SOURCE:
'''

I would consider using it if shooting from a gently moving
platform or hand held.

If your tripod is on a boat, or similar unstable situation, it
should not be automatically on as it will slow down focus
acquisition.
 
That's because there is no definitive answer... and some of it depends on what lens and version it has. My rule is to not use it unless I need it.

This is from the Nikon 400/2.8 VR manual:
  • Set the vibration reduction mode switch to “TRIPOD“ to reduce camera shake and image shake in the viewfinder while using a tripod. Very slight camera shake may fail to activate the vibration reduction system. Conversely, the VR system may cause camera shake in the lens. In this case, vibration reduction should be turned off. When using a tripod with an untightened head or a monopod, select NORMAL mode.
 
Canon recommend that it should be left on for their longer telephoto lenses as it reduces vibrations induced by mirror movement.

Bob
 
So many different opinions wherever you look!

'''

STORED ROWS:
'''

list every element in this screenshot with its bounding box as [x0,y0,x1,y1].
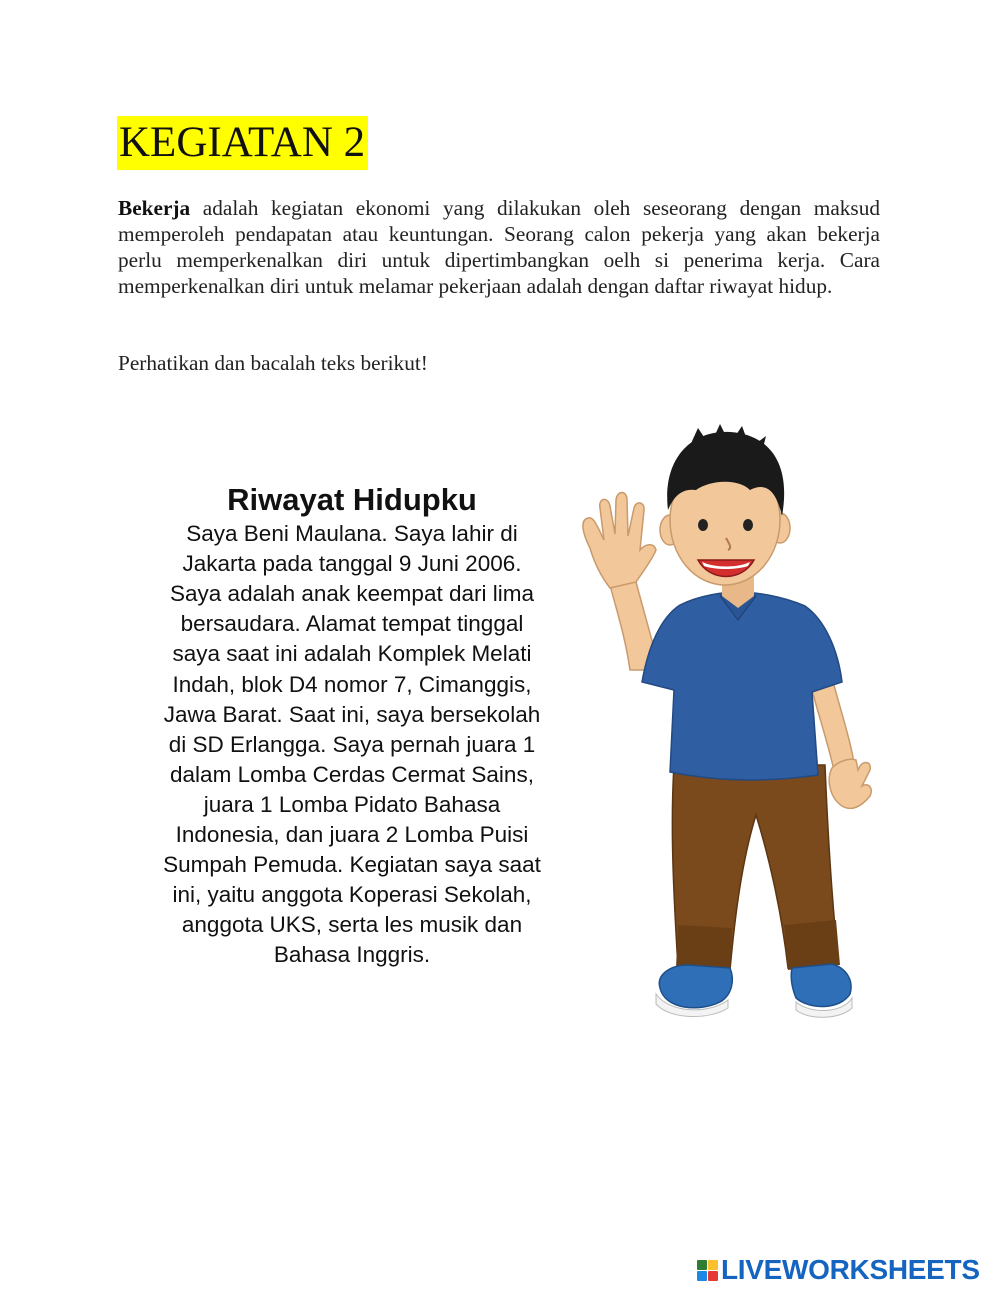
biography-title: Riwayat Hidupku [227,482,477,517]
biography-line: bersaudara. Alamat tempat tinggal [180,611,524,636]
biography-line: Saya Beni Maulana. Saya lahir di [186,521,518,546]
raised-arm [583,493,660,671]
biography-line: ini, yaitu anggota Koperasi Sekolah, [172,882,532,907]
biography-line: Bahasa Inggris. [273,942,431,967]
logo-text: LIVEWORKSHEETS [721,1254,980,1285]
head [660,424,790,585]
reading-instruction: Perhatikan dan bacalah teks berikut! [118,351,428,375]
logo-mark-icon [697,1260,718,1281]
waving-boy-illustration [570,420,890,1025]
biography-line: saya saat ini adalah Komplek Melati [172,641,532,666]
biography-line: Indah, blok D4 nomor 7, Cimanggis, [172,672,532,697]
intro-bold-word: Bekerja [118,196,191,220]
pants [672,765,840,972]
biography-line: Saya adalah anak keempat dari lima [170,581,534,606]
biography-line: Jakarta pada tanggal 9 Juni 2006. [182,551,522,576]
logo-square [697,1271,707,1281]
biography-line: di SD Erlangga. Saya pernah juara 1 [168,732,536,757]
logo-square [697,1260,707,1270]
shirt [642,592,842,780]
biography-line: Indonesia, dan juara 2 Lomba Puisi [175,822,529,847]
intro-paragraph [118,195,880,299]
liveworksheets-logo [697,1253,980,1287]
logo-square [708,1260,718,1270]
biography-line: Sumpah Pemuda. Kegiatan saya saat [163,852,541,877]
biography-line: anggota UKS, serta les musik dan [181,912,523,937]
biography-line: juara 1 Lomba Pidato Bahasa [203,792,501,817]
logo-square [708,1271,718,1281]
biography-line: Jawa Barat. Saat ini, saya bersekolah [163,702,541,727]
shoes [656,964,852,1017]
intro-text: adalah kegiatan ekonomi yang dilakukan oleh seseorang dengan maksud memperoleh pendapatan atau keuntungan. Seorang calon pekerja yang akan bekerja perlu memperkenalkan diri untuk dipertimbangkan oelh si penerima kerja. Cara memperkenalkan diri untuk melamar pekerjaan adalah dengan daftar riwayat hidup. [118,196,880,298]
biography-line: dalam Lomba Cerdas Cermat Sains, [170,762,534,787]
page-title: KEGIATAN 2 [117,116,368,170]
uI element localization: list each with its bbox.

'''

TASKS TO CARRY OUT:
**A)** Turn the paragraph of the vibration reduction text beginning "Set the vibration reduction mode switch" into a short bulleted list that keeps its main facts.
**B)** Answer these questions using the vibration reduction text, with one question per line:
(i) What does Canon say vibration reduction reduces on its longer telephoto lenses?
(ii) What problem does leaving it on with a tripod on a boat cause?
(iii) Which mode does the Nikon manual say to select with a monopod?
The listing has no connection to the vibration reduction text.

SOLVED TASKS:
**A)**
- On a tripod, set the switch to "TRIPOD" to reduce camera shake and image shake in the viewfinder.
- Very slight camera shake may not activate the vibration reduction system.
- The system may itself cause camera shake in the lens, and then vibration reduction should be turned off.
- With an untightened tripod head or a monopod, select NORMAL mode.

**B)**
(i) Vibrations induced by mirror movement.
(ii) It slows down focus acquisition.
(iii) NORMAL mode.